#### Requirement
Each line below should be quoted exactly, please.

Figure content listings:
-- -- --

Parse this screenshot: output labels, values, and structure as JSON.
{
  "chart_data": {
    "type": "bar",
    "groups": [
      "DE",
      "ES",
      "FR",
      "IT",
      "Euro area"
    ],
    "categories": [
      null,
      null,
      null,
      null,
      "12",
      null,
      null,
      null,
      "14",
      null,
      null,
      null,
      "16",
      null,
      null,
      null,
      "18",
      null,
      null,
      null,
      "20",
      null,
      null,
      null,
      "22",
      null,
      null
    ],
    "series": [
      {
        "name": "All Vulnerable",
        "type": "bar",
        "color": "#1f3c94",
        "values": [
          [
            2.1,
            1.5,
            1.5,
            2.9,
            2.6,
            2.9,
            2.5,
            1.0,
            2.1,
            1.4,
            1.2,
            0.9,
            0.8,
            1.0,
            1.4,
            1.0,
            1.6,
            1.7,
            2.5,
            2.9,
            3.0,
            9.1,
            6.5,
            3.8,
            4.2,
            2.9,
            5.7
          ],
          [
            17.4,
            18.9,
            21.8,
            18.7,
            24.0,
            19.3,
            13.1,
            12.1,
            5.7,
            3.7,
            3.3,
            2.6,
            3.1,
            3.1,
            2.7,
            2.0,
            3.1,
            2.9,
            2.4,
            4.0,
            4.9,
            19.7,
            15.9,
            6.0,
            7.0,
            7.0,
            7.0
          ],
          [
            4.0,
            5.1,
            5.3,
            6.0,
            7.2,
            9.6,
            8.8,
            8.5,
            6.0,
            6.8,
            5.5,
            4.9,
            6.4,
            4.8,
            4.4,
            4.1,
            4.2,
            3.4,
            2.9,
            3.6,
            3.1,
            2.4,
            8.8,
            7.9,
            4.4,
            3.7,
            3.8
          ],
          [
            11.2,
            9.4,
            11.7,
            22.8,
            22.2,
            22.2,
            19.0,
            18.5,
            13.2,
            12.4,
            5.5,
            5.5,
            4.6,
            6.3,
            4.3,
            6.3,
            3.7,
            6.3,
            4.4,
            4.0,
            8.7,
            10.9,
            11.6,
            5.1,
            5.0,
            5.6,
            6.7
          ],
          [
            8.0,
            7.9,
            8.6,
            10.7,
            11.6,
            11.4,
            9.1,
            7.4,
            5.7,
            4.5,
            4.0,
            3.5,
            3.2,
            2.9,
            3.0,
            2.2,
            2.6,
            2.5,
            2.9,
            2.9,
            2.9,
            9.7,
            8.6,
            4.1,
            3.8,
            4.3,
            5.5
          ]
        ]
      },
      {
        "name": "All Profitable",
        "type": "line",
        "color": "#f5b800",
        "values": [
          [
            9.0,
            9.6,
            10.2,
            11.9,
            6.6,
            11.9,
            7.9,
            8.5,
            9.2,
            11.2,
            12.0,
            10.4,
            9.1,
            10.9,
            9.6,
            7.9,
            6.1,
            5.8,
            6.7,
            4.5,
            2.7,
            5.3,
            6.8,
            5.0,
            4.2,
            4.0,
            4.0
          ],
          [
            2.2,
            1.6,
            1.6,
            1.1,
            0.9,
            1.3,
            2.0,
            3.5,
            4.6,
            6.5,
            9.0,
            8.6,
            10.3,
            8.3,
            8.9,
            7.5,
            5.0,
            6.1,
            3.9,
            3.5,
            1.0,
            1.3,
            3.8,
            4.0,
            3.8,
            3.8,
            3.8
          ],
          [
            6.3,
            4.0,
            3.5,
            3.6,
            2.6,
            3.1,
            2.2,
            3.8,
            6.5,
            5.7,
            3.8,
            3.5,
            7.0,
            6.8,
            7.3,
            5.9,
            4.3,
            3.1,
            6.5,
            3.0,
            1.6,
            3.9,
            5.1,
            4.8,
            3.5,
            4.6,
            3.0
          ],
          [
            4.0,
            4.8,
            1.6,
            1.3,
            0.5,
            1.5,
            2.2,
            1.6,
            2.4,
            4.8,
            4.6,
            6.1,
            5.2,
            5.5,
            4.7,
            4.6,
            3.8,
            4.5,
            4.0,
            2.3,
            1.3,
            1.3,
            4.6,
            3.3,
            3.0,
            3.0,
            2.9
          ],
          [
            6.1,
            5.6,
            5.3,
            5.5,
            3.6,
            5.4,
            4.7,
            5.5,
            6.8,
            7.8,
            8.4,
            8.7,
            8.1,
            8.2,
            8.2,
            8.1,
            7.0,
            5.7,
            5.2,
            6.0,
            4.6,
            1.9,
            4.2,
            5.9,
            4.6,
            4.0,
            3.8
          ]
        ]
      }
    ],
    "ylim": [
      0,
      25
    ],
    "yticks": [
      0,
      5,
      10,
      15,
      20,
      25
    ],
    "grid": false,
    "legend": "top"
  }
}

-- -- --

#### Answer to this task
Parse this screenshot: output labels, values, and structure as JSON.
{
  "chart_data": {
    "type": "bar",
    "groups": [
      "DE",
      "ES",
      "FR",
      "IT",
      "Euro area"
    ],
    "categories": [
      null,
      null,
      null,
      null,
      "12",
      null,
      null,
      null,
      "14",
      null,
      null,
      null,
      "16",
      null,
      null,
      null,
      "18",
      null,
      null,
      null,
      "20",
      null,
      null,
      null,
      "22",
      null,
      null
    ],
    "series": [
      {
        "name": "All Vulnerable",
        "type": "bar",
        "color": "#1f3c94",
        "values": [
          [
            2.1,
            1.5,
            1.5,
            2.9,
            2.6,
            2.9,
            2.5,
            1.0,
            2.1,
            1.4,
            1.2,
            0.9,
            0.8,
            1.0,
            1.4,
            1.0,
            1.6,
            1.7,
            2.5,
            2.9,
            3.0,
            9.1,
            6.5,
            3.8,
            4.2,
            2.9,
            5.7
          ],
          [
            17.4,
            18.9,
            21.8,
            18.7,
            24.0,
            19.3,
            13.1,
            12.1,
            5.7,
            3.7,
            3.3,
            2.6,
            3.1,
            3.1,
            2.7,
            2.0,
            3.1,
            2.9,
            2.4,
            4.0,
            4.9,
            19.7,
            15.9,
            6.0,
            7.0,
            7.0,
            7.0
          ],
          [
            4.0,
            5.1,
            5.3,
            6.0,
            7.2,
            9.6,
            8.8,
            8.5,
            6.0,
            6.8,
            5.5,
            4.9,
            6.4,
            4.8,
            4.4,
            4.1,
            4.2,
            3.4,
            2.9,
            3.6,
            3.1,
            2.4,
            8.8,
            7.9,
            4.4,
            3.7,
            3.8
          ],
          [
            11.2,
            9.4,
            11.7,
            22.8,
            22.2,
            22.2,
            19.0,
            18.5,
            13.2,
            12.4,
            5.5,
            5.5,
            4.6,
            6.3,
            4.3,
            6.3,
            3.7,
            6.3,
            4.4,
            4.0,
            8.7,
            10.9,
            11.6,
            5.1,
            5.0,
            5.6,
            6.7
          ],
          [
            8.0,
            7.9,
            8.6,
            10.7,
            11.6,
            11.4,
            9.1,
            7.4,
            5.7,
            4.5,
            4.0,
            3.5,
            3.2,
            2.9,
            3.0,
            2.2,
            2.6,
            2.5,
            2.9,
            2.9,
            2.9,
            9.7,
            8.6,
            4.1,
            3.8,
            4.3,
            5.5
          ]
        ]
      },
      {
        "name": "All Profitable",
        "type": "line",
        "color": "#f5b800",
        "values": [
          [
            9.0,
            9.6,
            10.2,
            11.9,
            6.6,
            11.9,
            7.9,
            8.5,
            9.2,
            11.2,
            12.0,
            10.4,
            9.1,
            10.9,
            9.6,
            7.9,
            6.1,
            5.8,
            6.7,
            4.5,
            2.7,
            5.3,
            6.8,
            5.0,
            4.2,
            4.0,
            4.0
          ],
          [
            2.2,
            1.6,
            1.6,
            1.1,
            0.9,
            1.3,
            2.0,
            3.5,
            4.6,
            6.5,
            9.0,
            8.6,
            10.3,
            8.3,
            8.9,
            7.5,
            5.0,
            6.1,
            3.9,
            3.5,
            1.0,
            1.3,
            3.8,
            4.0,
            3.8,
            3.8,
            3.8
          ],
          [
            6.3,
            4.0,
            3.5,
            3.6,
            2.6,
            3.1,
            2.2,
            3.8,
            6.5,
            5.7,
            3.8,
            3.5,
            7.0,
            6.8,
            7.3,
            5.9,
            4.3,
            3.1,
            6.5,
            3.0,
            1.6,
            3.9,
            5.1,
            4.8,
            3.5,
            4.6,
            3.0
          ],
          [
            4.0,
            4.8,
            1.6,
            1.3,
            0.5,
            1.5,
            2.2,
            1.6,
            2.4,
            4.8,
            4.6,
            6.1,
            5.2,
            5.5,
            4.7,
            4.6,
            3.8,
            4.5,
            4.0,
            2.3,
            1.3,
            1.3,
            4.6,
            3.3,
            3.0,
            3.0,
            2.9
          ],
          [
            6.1,
            5.6,
            5.3,
            5.5,
            3.6,
            5.4,
            4.7,
            5.5,
            6.8,
            7.8,
            8.4,
            8.7,
            8.1,
            8.2,
            8.2,
            8.1,
            7.0,
            5.7,
            5.2,
            6.0,
            4.6,
            1.9,
            4.2,
            5.9,
            4.6,
            4.0,
            3.8
          ]
        ]
      }
    ],
    "ylim": [
      0,
      25
    ],
    "yticks": [
      0,
      5,
      10,
      15,
      20,
      25
    ],
    "grid": false,
    "legend": "top"
  }
}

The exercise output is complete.